* [Part of a data file]
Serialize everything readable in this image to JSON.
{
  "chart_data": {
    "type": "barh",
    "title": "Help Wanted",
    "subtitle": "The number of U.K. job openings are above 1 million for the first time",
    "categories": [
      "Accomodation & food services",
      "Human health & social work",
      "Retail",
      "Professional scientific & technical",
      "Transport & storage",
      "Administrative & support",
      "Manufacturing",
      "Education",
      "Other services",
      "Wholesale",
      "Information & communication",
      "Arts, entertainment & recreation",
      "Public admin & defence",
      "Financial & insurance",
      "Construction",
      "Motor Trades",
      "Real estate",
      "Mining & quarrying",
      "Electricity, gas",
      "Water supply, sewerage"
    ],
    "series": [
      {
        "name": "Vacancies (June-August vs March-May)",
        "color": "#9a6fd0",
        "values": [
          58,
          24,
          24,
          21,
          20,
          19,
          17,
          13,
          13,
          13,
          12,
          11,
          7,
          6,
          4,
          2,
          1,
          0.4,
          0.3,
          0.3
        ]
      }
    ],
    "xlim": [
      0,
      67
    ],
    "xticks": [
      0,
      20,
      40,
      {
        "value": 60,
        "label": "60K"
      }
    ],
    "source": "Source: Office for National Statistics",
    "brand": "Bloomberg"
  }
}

* [Exercise] Write out the whole listing exactly.

* [Task result]
Serialize everything readable in this image to JSON.
{
  "chart_data": {
    "type": "barh",
    "title": "Help Wanted",
    "subtitle": "The number of U.K. job openings are above 1 million for the first time",
    "categories": [
      "Accomodation & food services",
      "Human health & social work",
      "Retail",
      "Professional scientific & technical",
      "Transport & storage",
      "Administrative & support",
      "Manufacturing",
      "Education",
      "Other services",
      "Wholesale",
      "Information & communication",
      "Arts, entertainment & recreation",
      "Public admin & defence",
      "Financial & insurance",
      "Construction",
      "Motor Trades",
      "Real estate",
      "Mining & quarrying",
      "Electricity, gas",
      "Water supply, sewerage"
    ],
    "series": [
      {
        "name": "Vacancies (June-August vs March-May)",
        "color": "#9a6fd0",
        "values": [
          58,
          24,
          24,
          21,
          20,
          19,
          17,
          13,
          13,
          13,
          12,
          11,
          7,
          6,
          4,
          2,
          1,
          0.4,
          0.3,
          0.3
        ]
      }
    ],
    "xlim": [
      0,
      67
    ],
    "xticks": [
      0,
      20,
      40,
      {
        "value": 60,
        "label": "60K"
      }
    ],
    "source": "Source: Office for National Statistics",
    "brand": "Bloomberg"
  }
}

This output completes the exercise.